▶ _What the exercise asks_
Look through the records below, count the lines with the word "जमघट", and reply with only the number.
:: Records supplied
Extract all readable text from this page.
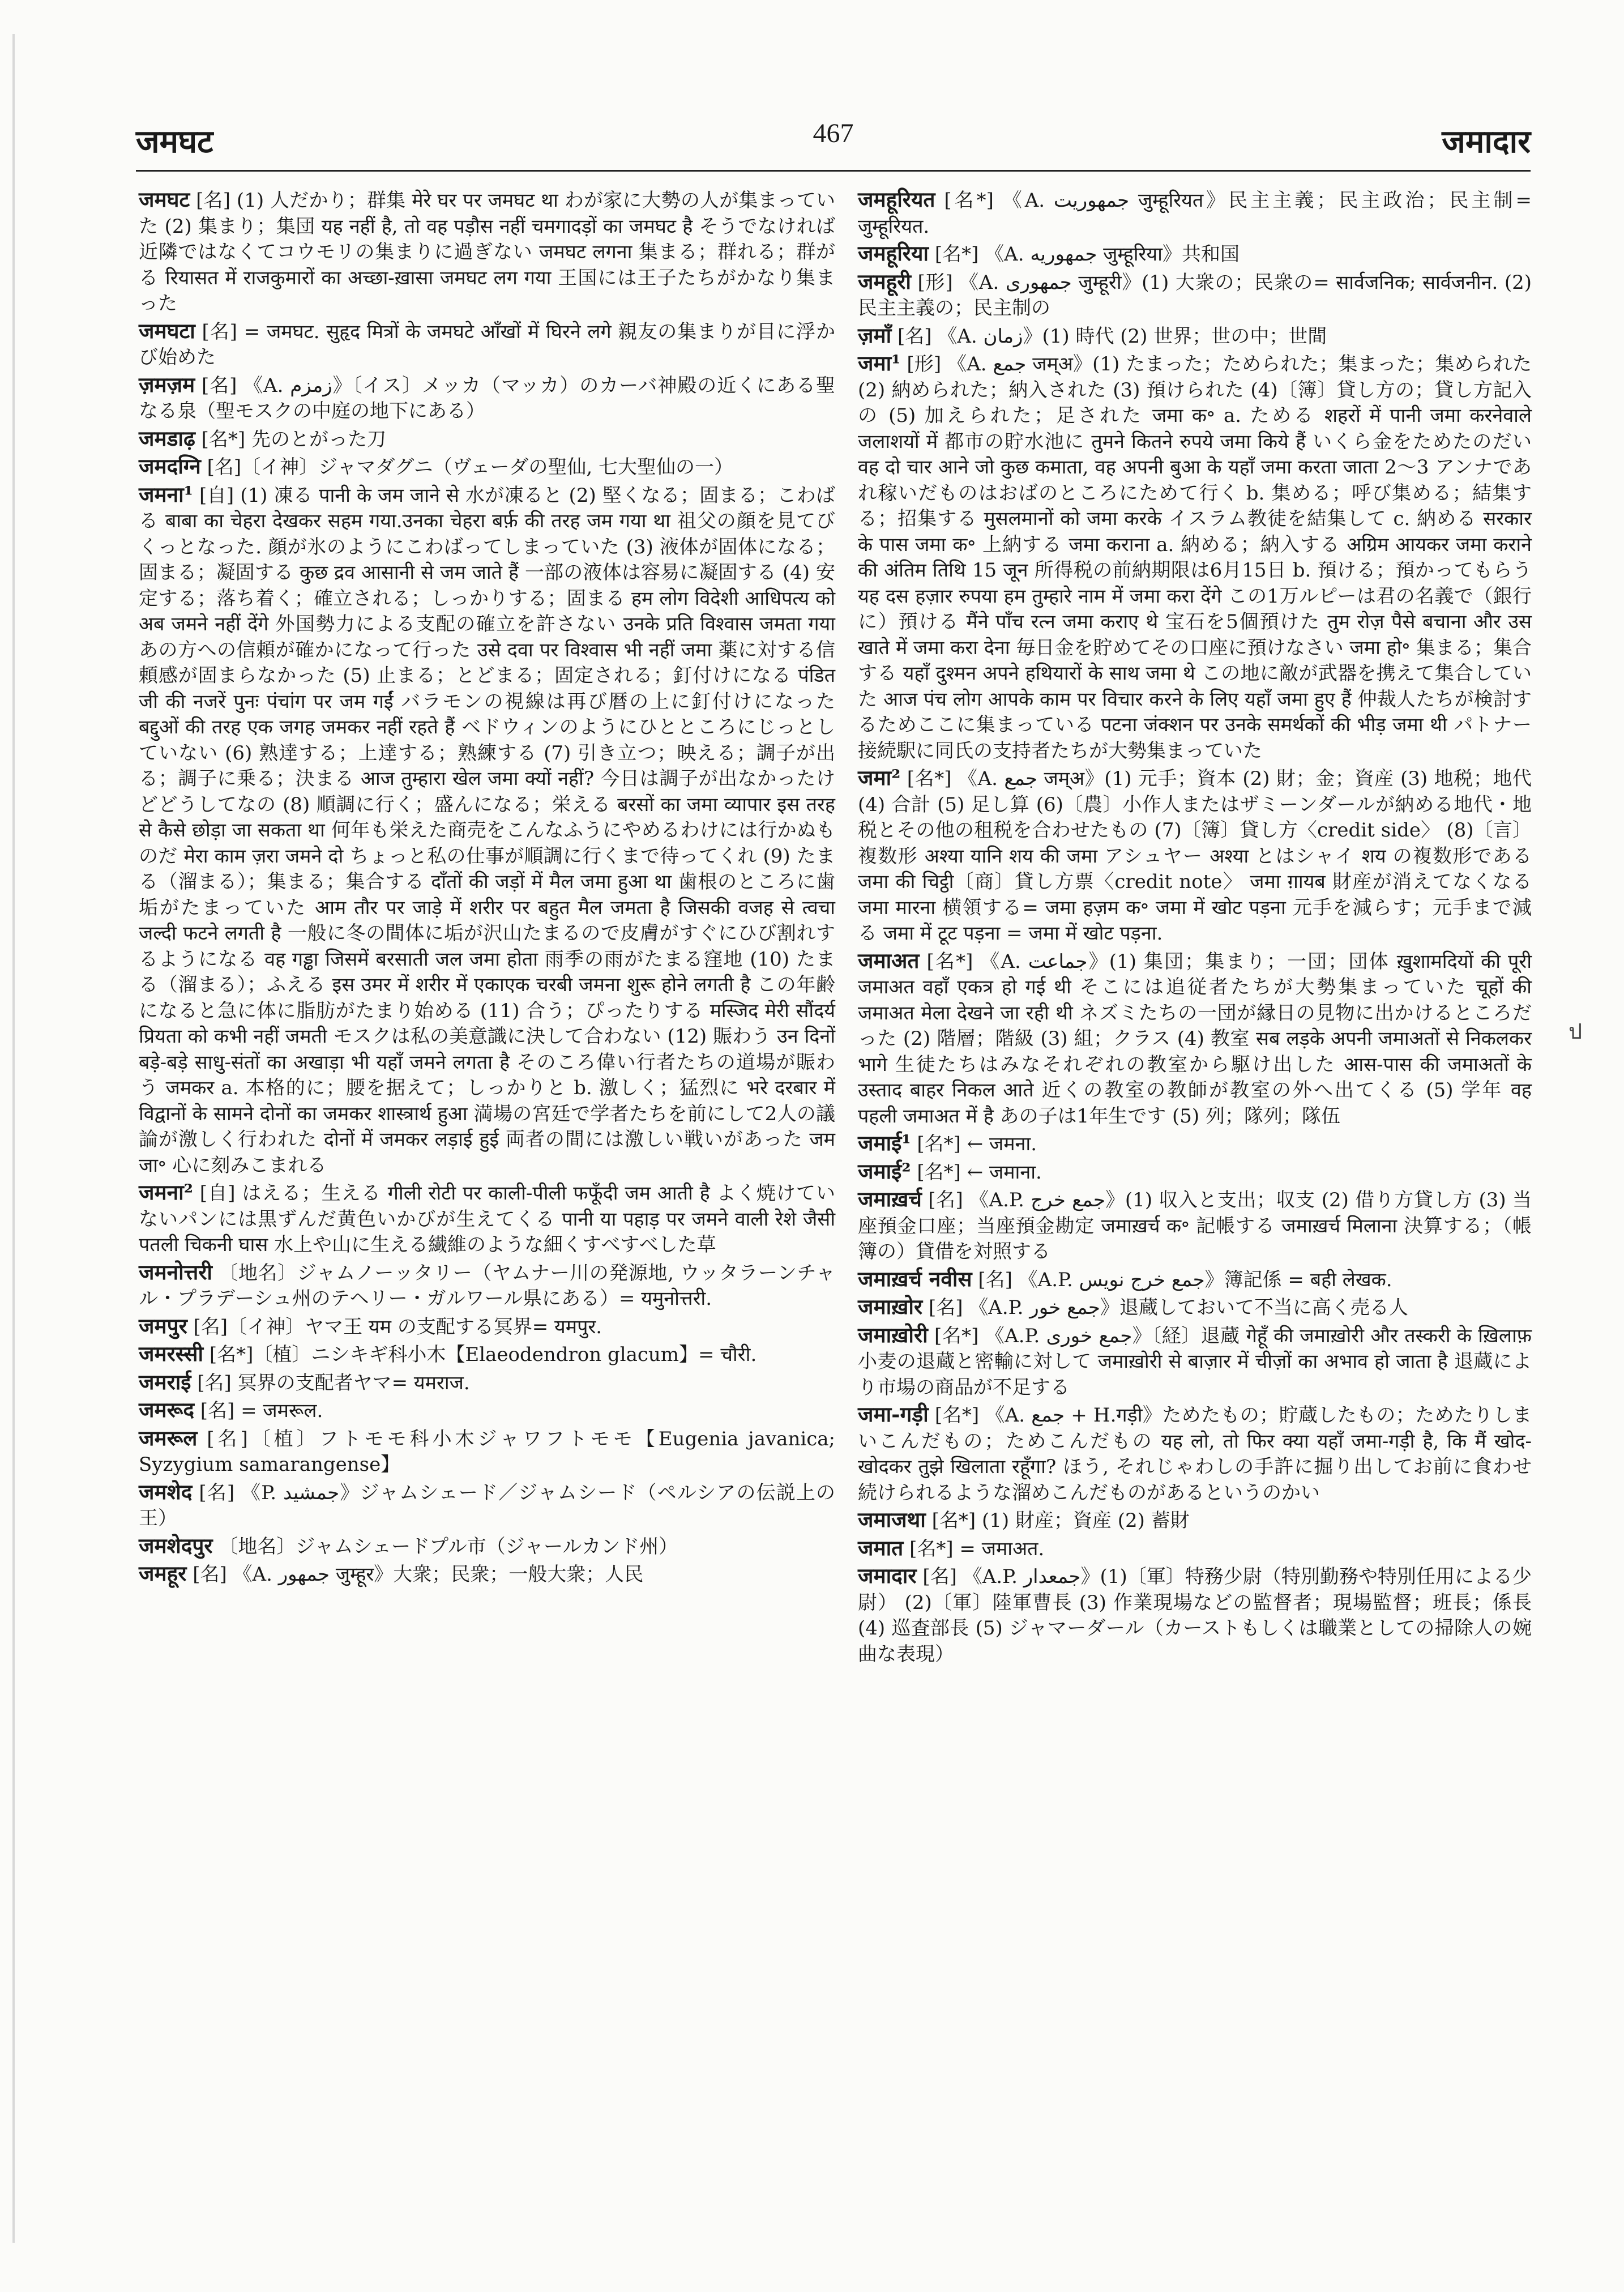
जमघट	467	जमादार

जमघट [名] (1) 人だかり；群集 मेरे घर पर जमघट था わが家に大勢の人が集まっていた (2) 集まり；集団 यह नहीं है, तो वह पड़ौस नहीं चमगादड़ों का जमघट है そうでなければ近隣ではなくてコウモリの集まりに過ぎない जमघट लगना 集まる；群れる；群がる रियासत में राजकुमारों का अच्छा-ख़ासा जमघट लग गया 王国には王子たちがかなり集まった

जमघटा [名] = जमघट. सुहृद मित्रों के जमघटे आँखों में घिरने लगे 親友の集まりが目に浮かび始めた

ज़मज़म [名] 《A. زمزم》〔イス〕メッカ（マッカ）のカーバ神殿の近くにある聖なる泉（聖モスクの中庭の地下にある）

जमडाढ़ [名*] 先のとがった刀

जमदग्नि [名]〔イ神〕ジャマダグニ（ヴェーダの聖仙, 七大聖仙の一）

जमना¹ [自] (1) 凍る पानी के जम जाने से 水が凍ると (2) 堅くなる；固まる；こわばる बाबा का चेहरा देखकर सहम गया.उनका चेहरा बर्फ़ की तरह जम गया था 祖父の顔を見てびくっとなった. 顔が氷のようにこわばってしまっていた (3) 液体が固体になる；固まる；凝固する कुछ द्रव आसानी से जम जाते हैं 一部の液体は容易に凝固する (4) 安定する；落ち着く；確立される；しっかりする；固まる हम लोग विदेशी आधिपत्य को अब जमने नहीं देंगे 外国勢力による支配の確立を許さない उनके प्रति विश्वास जमता गया あの方への信頼が確かになって行った उसे दवा पर विश्वास भी नहीं जमा 薬に対する信頼感が固まらなかった (5) 止まる；とどまる；固定される；釘付けになる पंडित जी की नजरें पुनः पंचांग पर जम गईं バラモンの視線は再び暦の上に釘付けになった बद्दुओं की तरह एक जगह जमकर नहीं रहते हैं ベドウィンのようにひとところにじっとしていない (6) 熟達する；上達する；熟練する (7) 引き立つ；映える；調子が出る；調子に乗る；決まる आज तुम्हारा खेल जमा क्यों नहीं? 今日は調子が出なかったけどどうしてなの (8) 順調に行く；盛んになる；栄える बरसों का जमा व्यापार इस तरह से कैसे छोड़ा जा सकता था 何年も栄えた商売をこんなふうにやめるわけには行かぬものだ मेरा काम ज़रा जमने दो ちょっと私の仕事が順調に行くまで待ってくれ (9) たまる（溜まる）；集まる；集合する दाँतों की जड़ों में मैल जमा हुआ था 歯根のところに歯垢がたまっていた आम तौर पर जाड़े में शरीर पर बहुत मैल जमता है जिसकी वजह से त्वचा जल्दी फटने लगती है 一般に冬の間体に垢が沢山たまるので皮膚がすぐにひび割れするようになる वह गड्ढा जिसमें बरसाती जल जमा होता 雨季の雨がたまる窪地 (10) たまる（溜まる）；ふえる इस उमर में शरीर में एकाएक चरबी जमना शुरू होने लगती है この年齢になると急に体に脂肪がたまり始める (11) 合う；ぴったりする मस्जिद मेरी सौंदर्य प्रियता को कभी नहीं जमती モスクは私の美意識に決して合わない (12) 賑わう उन दिनों बड़े-बड़े साधु-संतों का अखाड़ा भी यहाँ जमने लगता है そのころ偉い行者たちの道場が賑わう जमकर a. 本格的に；腰を据えて；しっかりと b. 激しく；猛烈に भरे दरबार में विद्वानों के सामने दोनों का जमकर शास्त्रार्थ हुआ 満場の宮廷で学者たちを前にして2人の議論が激しく行われた दोनों में जमकर लड़ाई हुई 両者の間には激しい戦いがあった जम जा॰ 心に刻みこまれる

जमना² [自] はえる；生える गीली रोटी पर काली-पीली फफूँदी जम आती है よく焼けていないパンには黒ずんだ黄色いかびが生えてくる पानी या पहाड़ पर जमने वाली रेशे जैसी पतली चिकनी घास 水上や山に生える繊維のような細くすべすべした草

जमनोत्तरी 〔地名〕ジャムノーッタリー（ヤムナー川の発源地, ウッタラーンチャル・プラデーシュ州のテヘリー・ガルワール県にある）= यमुनोत्तरी.

जमपुर [名]〔イ神〕ヤマ王 यम の支配する冥界= यमपुर.

जमरस्सी [名*]〔植〕ニシキギ科小木【Elaeodendron glacum】= चौरी.

जमराई [名] 冥界の支配者ヤマ= यमराज.

जमरूद [名] = जमरूल.

जमरूल [名]〔植〕フトモモ科小木ジャワフトモモ【Eugenia javanica; Syzygium samarangense】

जमशेद [名] 《P. جمشید》ジャムシェード／ジャムシード（ペルシアの伝説上の王）

जमशेदपुर 〔地名〕ジャムシェードプル市（ジャールカンド州）

जमहूर [名] 《A. جمهور जुम्हूर》大衆；民衆；一般大衆；人民

जमहूरियत [名*] 《A. جمهوريت जुम्हूरियत》民主主義；民主政治；民主制= जुम्हूरियत.

जमहूरिया [名*] 《A. جمهوريه जुम्हूरिया》共和国

जमहूरी [形] 《A. جمهوری जुम्हूरी》(1) 大衆の；民衆の= सार्वजनिक; सार्वजनीन. (2) 民主主義の；民主制の

ज़माँ [名] 《A. زمان》(1) 時代 (2) 世界；世の中；世間

जमा¹ [形] 《A. جمع जम्अ》(1) たまった；ためられた；集まった；集められた (2) 納められた；納入された (3) 預けられた (4)〔簿〕貸し方の；貸し方記入の (5) 加えられた；足された जमा क॰ a. ためる शहरों में पानी जमा करनेवाले जलाशयों में 都市の貯水池に तुमने कितने रुपये जमा किये हैं いくら金をためたのだい वह दो चार आने जो कुछ कमाता, वह अपनी बुआ के यहाँ जमा करता जाता 2〜3 アンナであれ稼いだものはおばのところにためて行く b. 集める；呼び集める；結集する；招集する मुसलमानों को जमा करके イスラム教徒を結集して c. 納める सरकार के पास जमा क॰ 上納する जमा कराना a. 納める；納入する अग्रिम आयकर जमा कराने की अंतिम तिथि 15 जून 所得税の前納期限は6月15日 b. 預ける；預かってもらう यह दस हज़ार रुपया हम तुम्हारे नाम में जमा करा देंगे この1万ルピーは君の名義で（銀行に）預ける मैंने पाँच रत्न जमा कराए थे 宝石を5個預けた तुम रोज़ पैसे बचाना और उस खाते में जमा करा देना 毎日金を貯めてその口座に預けなさい जमा हो॰ 集まる；集合する यहाँ दुश्मन अपने हथियारों के साथ जमा थे この地に敵が武器を携えて集合していた आज पंच लोग आपके काम पर विचार करने के लिए यहाँ जमा हुए हैं 仲裁人たちが検討するためここに集まっている पटना जंक्शन पर उनके समर्थकों की भीड़ जमा थी パトナー接続駅に同氏の支持者たちが大勢集まっていた

जमा² [名*] 《A. جمع जम्अ》(1) 元手；資本 (2) 財；金；資産 (3) 地税；地代 (4) 合計 (5) 足し算 (6)〔農〕小作人またはザミーンダールが納める地代・地税とその他の租税を合わせたもの (7)〔簿〕貸し方〈credit side〉 (8)〔言〕複数形 अश्या यानि शय की जमा アシュヤー अश्या とはシャイ शय の複数形である जमा की चिट्ठी〔商〕貸し方票〈credit note〉 जमा ग़ायब 財産が消えてなくなる जमा मारना 横領する= जमा हज़म क॰ जमा में खोट पड़ना 元手を減らす；元手まで減る जमा में टूट पड़ना = जमा में खोट पड़ना.

जमाअत [名*] 《A. جماعت》(1) 集団；集まり；一団；団体 ख़ुशामदियों की पूरी जमाअत वहाँ एकत्र हो गई थी そこには追従者たちが大勢集まっていた चूहों की जमाअत मेला देखने जा रही थी ネズミたちの一団が縁日の見物に出かけるところだった (2) 階層；階級 (3) 組；クラス (4) 教室 सब लड़के अपनी जमाअतों से निकलकर भागे 生徒たちはみなそれぞれの教室から駆け出した आस-पास की जमाअतों के उस्ताद बाहर निकल आते 近くの教室の教師が教室の外へ出てくる (5) 学年 वह पहली जमाअत में है あの子は1年生です (5) 列；隊列；隊伍

जमाई¹ [名*] ← जमना.

जमाई² [名*] ← जमाना.

जमाख़र्च [名] 《A.P. جمع خرج》(1) 収入と支出；収支 (2) 借り方貸し方 (3) 当座預金口座；当座預金勘定 जमाख़र्च क॰ 記帳する जमाख़र्च मिलाना 決算する；（帳簿の）貸借を対照する

जमाख़र्च नवीस [名] 《A.P. جمع خرج نویس》簿記係 = बही लेखक.

जमाख़ोर [名] 《A.P. جمع خور》退蔵しておいて不当に高く売る人

जमाख़ोरी [名*] 《A.P. جمع خوری》〔経〕退蔵 गेहूँ की जमाख़ोरी और तस्करी के ख़िलाफ़ 小麦の退蔵と密輸に対して जमाख़ोरी से बाज़ार में चीज़ों का अभाव हो जाता है 退蔵により市場の商品が不足する

जमा-गड़ी [名*] 《A. جمع + H.गड़ी》ためたもの；貯蔵したもの；ためたりしまいこんだもの；ためこんだもの यह लो, तो फिर क्या यहाँ जमा-गड़ी है, कि मैं खोद-खोदकर तुझे खिलाता रहूँगा? ほう, それじゃわしの手許に掘り出してお前に食わせ続けられるような溜めこんだものがあるというのかい

जमाजथा [名*] (1) 財産；資産 (2) 蓄財

जमात [名*] = जमाअत.

जमादार [名] 《A.P. جمعدار》(1)〔軍〕特務少尉（特別勤務や特別任用による少尉） (2)〔軍〕陸軍曹長 (3) 作業現場などの監督者；現場監督；班長；係長 (4) 巡査部長 (5) ジャマーダール（カーストもしくは職業としての掃除人の婉曲な表現）

ป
::::
▶ _Response_
3